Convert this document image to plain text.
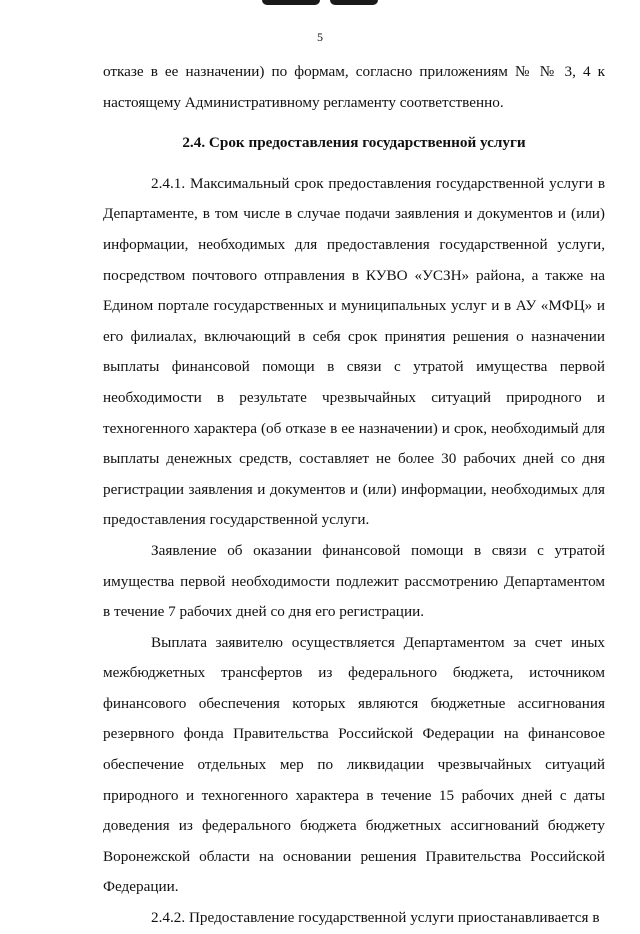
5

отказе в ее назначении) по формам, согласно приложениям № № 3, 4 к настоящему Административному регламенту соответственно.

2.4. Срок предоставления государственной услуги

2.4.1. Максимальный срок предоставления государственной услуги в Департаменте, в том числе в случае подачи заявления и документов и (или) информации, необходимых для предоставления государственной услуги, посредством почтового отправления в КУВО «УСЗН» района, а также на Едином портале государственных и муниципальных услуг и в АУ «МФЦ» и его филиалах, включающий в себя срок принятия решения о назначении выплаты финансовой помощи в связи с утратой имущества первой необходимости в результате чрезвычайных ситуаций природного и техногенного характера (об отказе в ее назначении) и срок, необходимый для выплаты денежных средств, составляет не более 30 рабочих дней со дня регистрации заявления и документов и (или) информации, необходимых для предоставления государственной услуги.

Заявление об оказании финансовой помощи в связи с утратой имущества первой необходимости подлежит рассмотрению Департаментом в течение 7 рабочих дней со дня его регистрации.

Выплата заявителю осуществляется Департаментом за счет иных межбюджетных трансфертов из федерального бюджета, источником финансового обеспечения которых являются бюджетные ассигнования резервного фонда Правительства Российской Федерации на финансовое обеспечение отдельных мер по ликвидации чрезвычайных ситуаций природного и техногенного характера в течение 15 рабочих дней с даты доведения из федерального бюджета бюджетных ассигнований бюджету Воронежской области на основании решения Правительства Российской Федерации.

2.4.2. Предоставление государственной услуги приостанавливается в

================

**TASK STATEMENT**
Copy every line that includes the string "регистрации" from the material above.

**REPLY**
2.4.1. Максимальный срок предоставления государственной услуги в Департаменте, в том числе в случае подачи заявления и документов и (или) информации, необходимых для предоставления государственной услуги, посредством почтового отправления в КУВО «УСЗН» района, а также на Едином портале государственных и муниципальных услуг и в АУ «МФЦ» и его филиалах, включающий в себя срок принятия решения о назначении выплаты финансовой помощи в связи с утратой имущества первой необходимости в результате чрезвычайных ситуаций природного и техногенного характера (об отказе в ее назначении) и срок, необходимый для выплаты денежных средств, составляет не более 30 рабочих дней со дня регистрации заявления и документов и (или) информации, необходимых для предоставления государственной услуги.
Заявление об оказании финансовой помощи в связи с утратой имущества первой необходимости подлежит рассмотрению Департаментом в течение 7 рабочих дней со дня его регистрации.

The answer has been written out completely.